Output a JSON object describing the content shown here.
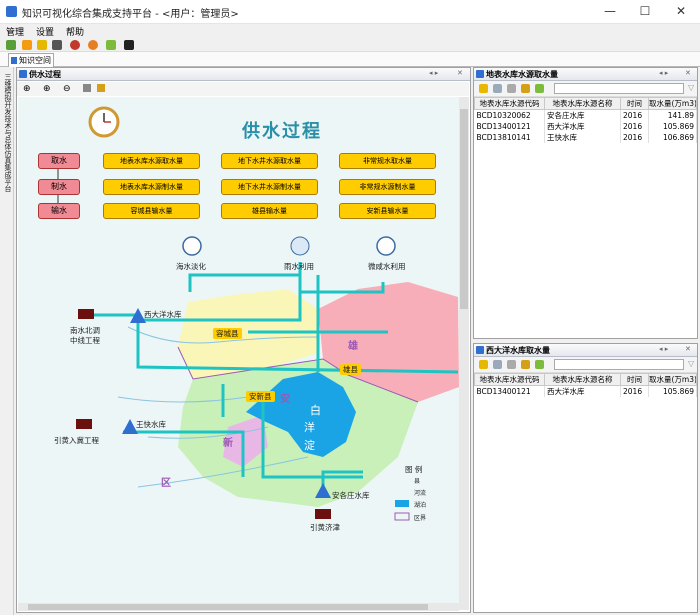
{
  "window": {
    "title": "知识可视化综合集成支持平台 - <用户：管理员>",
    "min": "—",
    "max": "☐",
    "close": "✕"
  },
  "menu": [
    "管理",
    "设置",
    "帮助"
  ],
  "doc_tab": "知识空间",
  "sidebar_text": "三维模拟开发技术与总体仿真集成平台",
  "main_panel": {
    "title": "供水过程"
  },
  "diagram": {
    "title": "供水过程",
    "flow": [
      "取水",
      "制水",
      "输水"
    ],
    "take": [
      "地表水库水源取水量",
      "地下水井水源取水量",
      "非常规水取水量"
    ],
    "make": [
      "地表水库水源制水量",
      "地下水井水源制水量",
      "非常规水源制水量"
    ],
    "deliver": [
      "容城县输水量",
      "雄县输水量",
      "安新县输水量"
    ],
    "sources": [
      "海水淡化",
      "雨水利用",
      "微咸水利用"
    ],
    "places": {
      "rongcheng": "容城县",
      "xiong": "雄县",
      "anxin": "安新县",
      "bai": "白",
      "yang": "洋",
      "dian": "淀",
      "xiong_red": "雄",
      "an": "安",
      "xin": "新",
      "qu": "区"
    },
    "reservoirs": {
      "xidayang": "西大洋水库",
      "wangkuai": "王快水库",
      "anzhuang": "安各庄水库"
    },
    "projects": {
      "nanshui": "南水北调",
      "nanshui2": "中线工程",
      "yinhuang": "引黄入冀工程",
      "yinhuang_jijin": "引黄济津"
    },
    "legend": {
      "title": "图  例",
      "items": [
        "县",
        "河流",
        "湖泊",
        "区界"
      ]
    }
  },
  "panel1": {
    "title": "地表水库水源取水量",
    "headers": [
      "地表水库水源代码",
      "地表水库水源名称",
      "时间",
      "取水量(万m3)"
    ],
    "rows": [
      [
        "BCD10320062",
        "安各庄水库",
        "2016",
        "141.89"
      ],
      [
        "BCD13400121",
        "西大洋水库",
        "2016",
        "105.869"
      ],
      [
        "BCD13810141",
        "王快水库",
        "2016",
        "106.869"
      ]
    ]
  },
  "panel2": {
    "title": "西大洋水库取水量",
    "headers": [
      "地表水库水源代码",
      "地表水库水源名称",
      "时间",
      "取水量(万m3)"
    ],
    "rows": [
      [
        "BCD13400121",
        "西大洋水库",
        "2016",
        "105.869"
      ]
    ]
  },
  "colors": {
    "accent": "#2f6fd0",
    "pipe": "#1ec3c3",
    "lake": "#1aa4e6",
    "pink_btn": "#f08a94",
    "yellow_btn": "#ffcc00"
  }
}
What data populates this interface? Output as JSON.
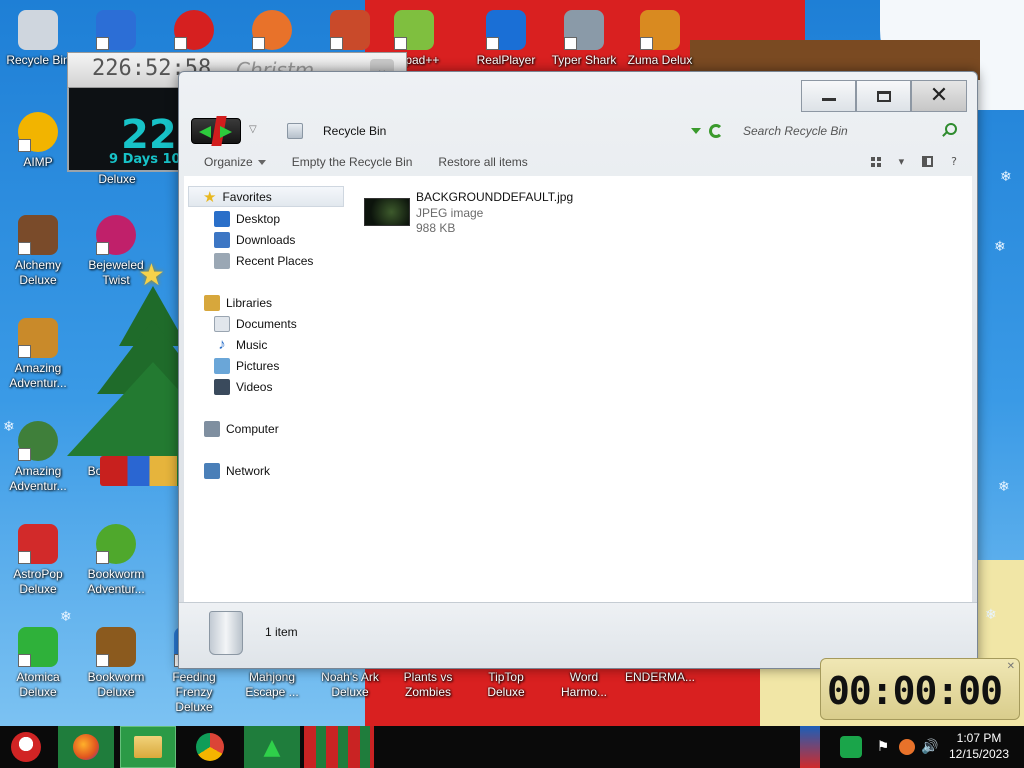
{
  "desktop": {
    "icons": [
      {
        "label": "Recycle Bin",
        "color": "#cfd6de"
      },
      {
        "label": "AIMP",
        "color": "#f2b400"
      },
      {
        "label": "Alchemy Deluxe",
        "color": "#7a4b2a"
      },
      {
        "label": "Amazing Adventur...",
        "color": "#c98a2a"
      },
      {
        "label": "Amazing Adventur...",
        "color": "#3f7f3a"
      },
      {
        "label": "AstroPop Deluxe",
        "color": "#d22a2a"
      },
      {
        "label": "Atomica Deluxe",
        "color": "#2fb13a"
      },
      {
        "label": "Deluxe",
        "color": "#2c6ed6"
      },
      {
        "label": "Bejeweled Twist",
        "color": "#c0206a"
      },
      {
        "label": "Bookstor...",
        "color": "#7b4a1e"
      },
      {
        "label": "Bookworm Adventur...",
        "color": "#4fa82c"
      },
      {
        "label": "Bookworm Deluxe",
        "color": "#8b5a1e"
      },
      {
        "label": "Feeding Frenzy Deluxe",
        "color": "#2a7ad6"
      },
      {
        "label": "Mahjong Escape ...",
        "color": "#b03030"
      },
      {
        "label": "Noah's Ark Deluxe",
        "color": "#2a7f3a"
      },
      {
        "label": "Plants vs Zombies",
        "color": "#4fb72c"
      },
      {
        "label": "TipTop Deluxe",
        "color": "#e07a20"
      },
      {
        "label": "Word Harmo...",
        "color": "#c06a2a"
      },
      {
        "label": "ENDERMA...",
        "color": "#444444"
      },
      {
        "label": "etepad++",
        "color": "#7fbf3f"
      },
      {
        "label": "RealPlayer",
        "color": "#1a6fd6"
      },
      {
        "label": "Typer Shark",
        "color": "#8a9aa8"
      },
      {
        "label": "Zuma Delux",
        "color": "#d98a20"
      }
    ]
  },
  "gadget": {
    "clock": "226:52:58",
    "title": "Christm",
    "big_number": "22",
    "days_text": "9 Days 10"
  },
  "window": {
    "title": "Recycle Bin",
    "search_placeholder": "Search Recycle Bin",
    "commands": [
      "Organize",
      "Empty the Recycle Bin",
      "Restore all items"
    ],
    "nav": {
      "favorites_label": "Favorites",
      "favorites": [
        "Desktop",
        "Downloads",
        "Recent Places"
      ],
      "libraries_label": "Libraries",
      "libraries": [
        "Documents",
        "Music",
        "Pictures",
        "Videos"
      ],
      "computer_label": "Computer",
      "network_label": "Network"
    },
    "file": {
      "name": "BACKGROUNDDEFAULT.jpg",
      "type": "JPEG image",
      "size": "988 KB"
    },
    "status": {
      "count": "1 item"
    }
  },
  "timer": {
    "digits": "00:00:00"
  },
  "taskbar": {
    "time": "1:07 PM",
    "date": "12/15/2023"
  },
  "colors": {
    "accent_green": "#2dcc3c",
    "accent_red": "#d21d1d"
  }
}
··········
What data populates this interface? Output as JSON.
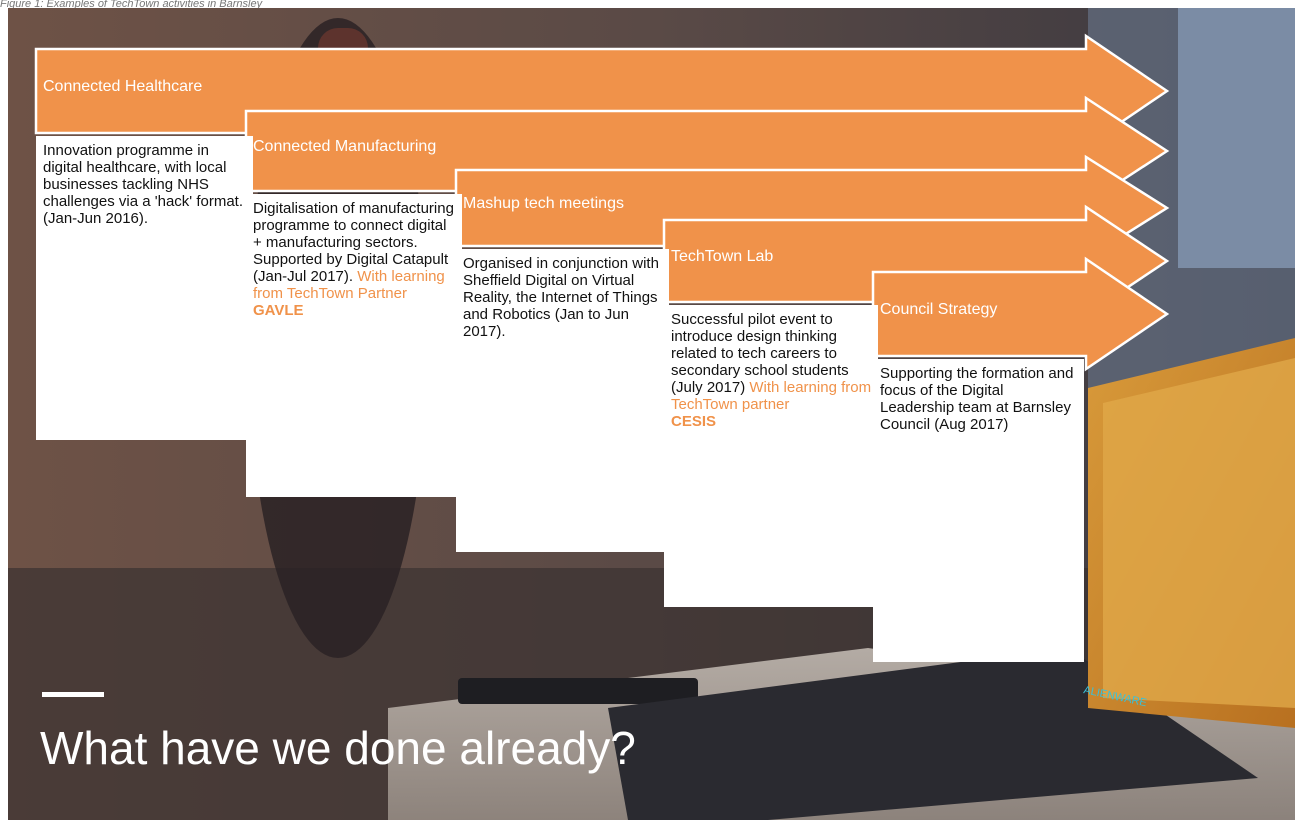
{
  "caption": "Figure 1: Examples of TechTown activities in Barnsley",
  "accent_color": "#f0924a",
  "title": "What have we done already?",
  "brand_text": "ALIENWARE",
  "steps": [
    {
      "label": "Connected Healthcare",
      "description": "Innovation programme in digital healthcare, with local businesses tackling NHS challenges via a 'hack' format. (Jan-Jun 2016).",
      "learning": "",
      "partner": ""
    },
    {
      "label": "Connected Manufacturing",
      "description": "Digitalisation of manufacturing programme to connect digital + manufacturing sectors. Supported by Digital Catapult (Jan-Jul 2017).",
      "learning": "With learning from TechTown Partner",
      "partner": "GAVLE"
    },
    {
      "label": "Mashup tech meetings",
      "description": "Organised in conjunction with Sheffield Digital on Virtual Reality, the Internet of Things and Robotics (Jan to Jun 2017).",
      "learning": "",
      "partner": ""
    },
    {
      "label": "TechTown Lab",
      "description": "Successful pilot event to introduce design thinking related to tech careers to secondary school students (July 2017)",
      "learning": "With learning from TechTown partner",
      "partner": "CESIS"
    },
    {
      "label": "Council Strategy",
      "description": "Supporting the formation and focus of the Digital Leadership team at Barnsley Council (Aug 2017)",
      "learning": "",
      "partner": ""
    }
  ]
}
··········
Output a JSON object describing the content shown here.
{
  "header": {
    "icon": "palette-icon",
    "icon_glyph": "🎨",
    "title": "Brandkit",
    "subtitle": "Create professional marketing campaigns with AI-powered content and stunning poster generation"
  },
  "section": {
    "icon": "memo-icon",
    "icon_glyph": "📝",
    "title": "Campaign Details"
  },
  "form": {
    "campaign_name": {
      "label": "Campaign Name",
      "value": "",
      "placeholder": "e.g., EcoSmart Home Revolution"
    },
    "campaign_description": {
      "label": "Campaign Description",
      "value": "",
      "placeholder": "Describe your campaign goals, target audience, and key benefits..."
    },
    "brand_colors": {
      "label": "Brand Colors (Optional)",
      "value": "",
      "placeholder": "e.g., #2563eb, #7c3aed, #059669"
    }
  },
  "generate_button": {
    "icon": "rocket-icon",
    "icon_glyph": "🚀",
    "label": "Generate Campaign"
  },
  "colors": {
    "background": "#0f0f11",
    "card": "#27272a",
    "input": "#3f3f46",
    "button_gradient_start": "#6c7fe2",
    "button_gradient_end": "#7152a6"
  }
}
··········
→ WRITTEN EXERCISE: Locate each line containing the string "TechTown" and show it.

→ REPLY TO THE TASK:
  "caption": "Figure 1: Examples of TechTown activities in Barnsley",
      "learning": "With learning from TechTown Partner",
      "label": "TechTown Lab",
      "learning": "With learning from TechTown partner",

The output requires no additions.